Work to be completed: Restate the whole listing exactly.

Entries taken from a collection:

++++++++++

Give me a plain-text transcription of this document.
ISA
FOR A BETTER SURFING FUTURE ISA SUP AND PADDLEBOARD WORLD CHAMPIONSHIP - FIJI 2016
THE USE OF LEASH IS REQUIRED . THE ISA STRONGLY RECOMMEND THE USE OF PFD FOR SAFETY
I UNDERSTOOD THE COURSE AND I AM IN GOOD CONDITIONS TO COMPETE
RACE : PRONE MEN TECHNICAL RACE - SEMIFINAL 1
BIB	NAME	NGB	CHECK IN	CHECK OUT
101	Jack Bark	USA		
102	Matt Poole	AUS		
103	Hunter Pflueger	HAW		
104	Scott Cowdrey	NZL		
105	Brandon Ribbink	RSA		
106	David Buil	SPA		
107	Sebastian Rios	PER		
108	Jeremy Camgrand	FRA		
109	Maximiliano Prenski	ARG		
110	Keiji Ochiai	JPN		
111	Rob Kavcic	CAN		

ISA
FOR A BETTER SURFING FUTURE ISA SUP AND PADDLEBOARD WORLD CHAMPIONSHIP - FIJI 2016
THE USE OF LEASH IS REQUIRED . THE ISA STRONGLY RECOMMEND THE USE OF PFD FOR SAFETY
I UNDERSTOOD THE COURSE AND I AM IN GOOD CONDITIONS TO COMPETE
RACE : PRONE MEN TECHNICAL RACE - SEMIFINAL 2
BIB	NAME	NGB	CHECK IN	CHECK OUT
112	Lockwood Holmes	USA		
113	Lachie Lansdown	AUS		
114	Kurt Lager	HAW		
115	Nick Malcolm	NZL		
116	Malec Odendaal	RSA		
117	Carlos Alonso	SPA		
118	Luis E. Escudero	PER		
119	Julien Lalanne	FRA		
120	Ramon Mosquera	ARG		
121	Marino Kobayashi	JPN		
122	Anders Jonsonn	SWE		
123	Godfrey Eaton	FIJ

++++++++++

Result:
Give me a plain-text transcription of this document.
ISA
FOR A BETTER SURFING FUTURE ISA SUP AND PADDLEBOARD WORLD CHAMPIONSHIP - FIJI 2016
THE USE OF LEASH IS REQUIRED . THE ISA STRONGLY RECOMMEND THE USE OF PFD FOR SAFETY
I UNDERSTOOD THE COURSE AND I AM IN GOOD CONDITIONS TO COMPETE
RACE : PRONE MEN TECHNICAL RACE - SEMIFINAL 1
BIB	NAME	NGB	CHECK IN	CHECK OUT
101	Jack Bark	USA		
102	Matt Poole	AUS		
103	Hunter Pflueger	HAW		
104	Scott Cowdrey	NZL		
105	Brandon Ribbink	RSA		
106	David Buil	SPA		
107	Sebastian Rios	PER		
108	Jeremy Camgrand	FRA		
109	Maximiliano Prenski	ARG		
110	Keiji Ochiai	JPN		
111	Rob Kavcic	CAN		

ISA
FOR A BETTER SURFING FUTURE ISA SUP AND PADDLEBOARD WORLD CHAMPIONSHIP - FIJI 2016
THE USE OF LEASH IS REQUIRED . THE ISA STRONGLY RECOMMEND THE USE OF PFD FOR SAFETY
I UNDERSTOOD THE COURSE AND I AM IN GOOD CONDITIONS TO COMPETE
RACE : PRONE MEN TECHNICAL RACE - SEMIFINAL 2
BIB	NAME	NGB	CHECK IN	CHECK OUT
112	Lockwood Holmes	USA		
113	Lachie Lansdown	AUS		
114	Kurt Lager	HAW		
115	Nick Malcolm	NZL		
116	Malec Odendaal	RSA		
117	Carlos Alonso	SPA		
118	Luis E. Escudero	PER		
119	Julien Lalanne	FRA		
120	Ramon Mosquera	ARG		
121	Marino Kobayashi	JPN		
122	Anders Jonsonn	SWE		
123	Godfrey Eaton	FIJ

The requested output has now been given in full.